### Given data
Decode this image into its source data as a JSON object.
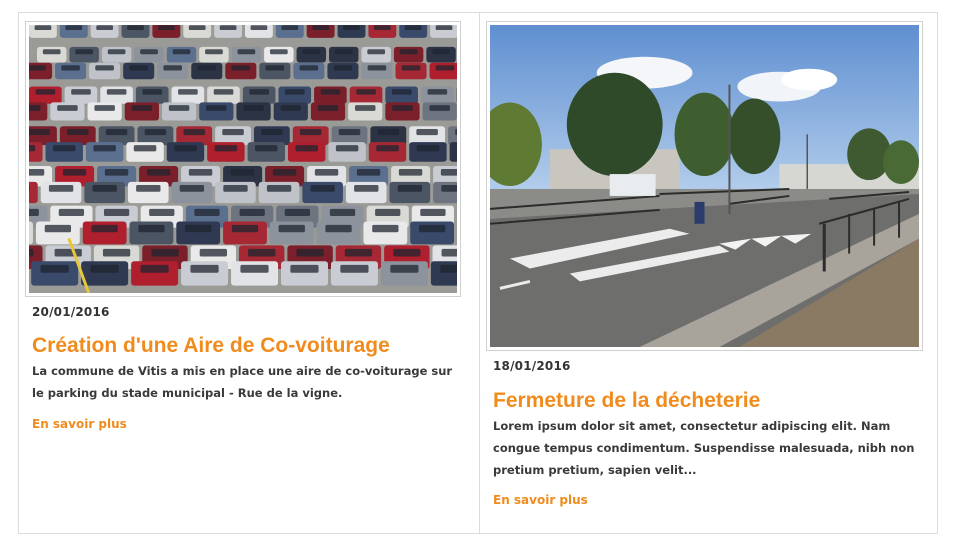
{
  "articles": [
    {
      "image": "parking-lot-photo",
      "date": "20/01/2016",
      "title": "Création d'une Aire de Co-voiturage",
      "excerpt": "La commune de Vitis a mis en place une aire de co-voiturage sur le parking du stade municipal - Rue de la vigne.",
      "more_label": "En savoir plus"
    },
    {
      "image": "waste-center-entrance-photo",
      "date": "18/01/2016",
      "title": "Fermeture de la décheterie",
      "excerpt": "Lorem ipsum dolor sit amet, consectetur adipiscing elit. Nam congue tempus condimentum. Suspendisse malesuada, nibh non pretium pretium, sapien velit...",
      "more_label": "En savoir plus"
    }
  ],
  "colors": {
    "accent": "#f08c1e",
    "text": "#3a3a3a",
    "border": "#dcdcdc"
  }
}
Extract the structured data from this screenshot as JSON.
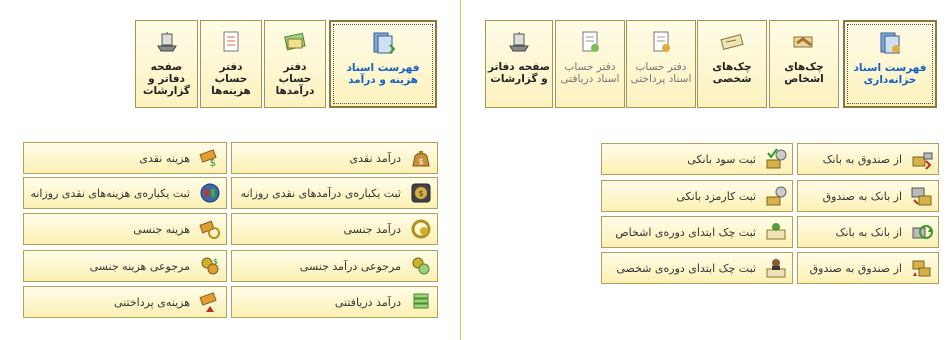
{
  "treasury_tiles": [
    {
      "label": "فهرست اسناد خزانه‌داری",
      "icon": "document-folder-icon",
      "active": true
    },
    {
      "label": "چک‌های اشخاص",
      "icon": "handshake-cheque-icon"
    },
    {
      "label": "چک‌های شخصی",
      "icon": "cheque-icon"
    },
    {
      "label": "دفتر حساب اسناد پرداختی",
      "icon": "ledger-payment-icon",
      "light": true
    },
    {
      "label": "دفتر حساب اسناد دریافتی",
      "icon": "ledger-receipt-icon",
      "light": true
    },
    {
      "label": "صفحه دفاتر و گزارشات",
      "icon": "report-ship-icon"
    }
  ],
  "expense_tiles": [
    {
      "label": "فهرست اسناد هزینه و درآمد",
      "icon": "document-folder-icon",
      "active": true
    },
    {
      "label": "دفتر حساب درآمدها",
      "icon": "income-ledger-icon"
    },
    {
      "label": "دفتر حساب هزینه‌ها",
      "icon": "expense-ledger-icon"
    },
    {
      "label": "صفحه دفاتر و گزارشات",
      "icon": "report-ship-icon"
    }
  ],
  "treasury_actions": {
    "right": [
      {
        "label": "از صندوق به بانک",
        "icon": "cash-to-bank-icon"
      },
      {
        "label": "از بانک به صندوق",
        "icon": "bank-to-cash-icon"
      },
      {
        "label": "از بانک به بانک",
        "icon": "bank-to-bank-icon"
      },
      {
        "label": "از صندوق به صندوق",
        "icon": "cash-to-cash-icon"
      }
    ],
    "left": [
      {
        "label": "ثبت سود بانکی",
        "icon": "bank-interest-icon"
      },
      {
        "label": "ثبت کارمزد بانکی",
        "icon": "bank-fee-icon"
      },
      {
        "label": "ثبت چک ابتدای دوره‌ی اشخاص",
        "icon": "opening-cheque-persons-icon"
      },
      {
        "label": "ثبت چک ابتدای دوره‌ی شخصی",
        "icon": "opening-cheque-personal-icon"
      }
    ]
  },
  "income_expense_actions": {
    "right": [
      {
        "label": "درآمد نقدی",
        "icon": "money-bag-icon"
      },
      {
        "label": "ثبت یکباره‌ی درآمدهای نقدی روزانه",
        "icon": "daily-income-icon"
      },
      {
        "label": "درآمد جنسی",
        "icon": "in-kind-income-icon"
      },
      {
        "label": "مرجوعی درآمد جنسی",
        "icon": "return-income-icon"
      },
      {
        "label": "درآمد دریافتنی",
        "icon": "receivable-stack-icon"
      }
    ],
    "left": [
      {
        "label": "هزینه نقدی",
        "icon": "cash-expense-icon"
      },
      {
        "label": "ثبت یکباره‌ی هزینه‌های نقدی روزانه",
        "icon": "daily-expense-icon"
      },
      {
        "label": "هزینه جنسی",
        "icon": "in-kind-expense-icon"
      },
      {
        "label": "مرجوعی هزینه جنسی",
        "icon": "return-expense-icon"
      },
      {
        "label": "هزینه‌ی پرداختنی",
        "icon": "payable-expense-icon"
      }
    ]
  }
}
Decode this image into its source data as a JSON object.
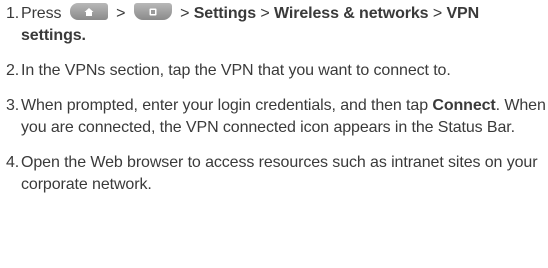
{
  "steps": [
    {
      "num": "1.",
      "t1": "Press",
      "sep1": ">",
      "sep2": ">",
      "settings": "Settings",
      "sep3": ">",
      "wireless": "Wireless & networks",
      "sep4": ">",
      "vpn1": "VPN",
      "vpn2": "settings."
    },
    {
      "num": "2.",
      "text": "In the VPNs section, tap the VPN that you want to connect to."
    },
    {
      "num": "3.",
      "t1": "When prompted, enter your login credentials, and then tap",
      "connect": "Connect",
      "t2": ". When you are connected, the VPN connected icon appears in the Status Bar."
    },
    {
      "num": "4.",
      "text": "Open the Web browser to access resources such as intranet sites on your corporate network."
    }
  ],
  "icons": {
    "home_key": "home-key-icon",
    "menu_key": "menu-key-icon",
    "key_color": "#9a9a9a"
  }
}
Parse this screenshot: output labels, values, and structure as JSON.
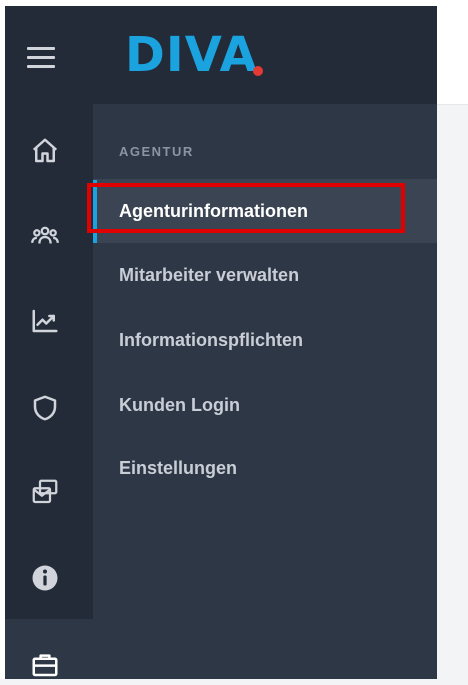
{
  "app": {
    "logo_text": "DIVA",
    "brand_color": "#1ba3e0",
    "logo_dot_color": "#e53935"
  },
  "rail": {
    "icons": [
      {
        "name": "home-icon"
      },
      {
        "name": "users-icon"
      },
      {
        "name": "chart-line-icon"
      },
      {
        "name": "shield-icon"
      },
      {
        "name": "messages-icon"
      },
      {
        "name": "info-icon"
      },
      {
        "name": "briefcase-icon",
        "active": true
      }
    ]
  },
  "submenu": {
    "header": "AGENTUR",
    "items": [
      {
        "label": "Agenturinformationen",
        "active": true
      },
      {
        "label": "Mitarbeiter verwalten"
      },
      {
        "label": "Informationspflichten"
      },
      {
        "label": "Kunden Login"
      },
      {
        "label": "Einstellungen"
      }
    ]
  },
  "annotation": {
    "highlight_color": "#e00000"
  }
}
######
#### Goal:
Copy every line of the entries above in which "opening" occurs.

#### Output:
        "icon": "opening-cheque-persons-icon"
        "icon": "opening-cheque-personal-icon"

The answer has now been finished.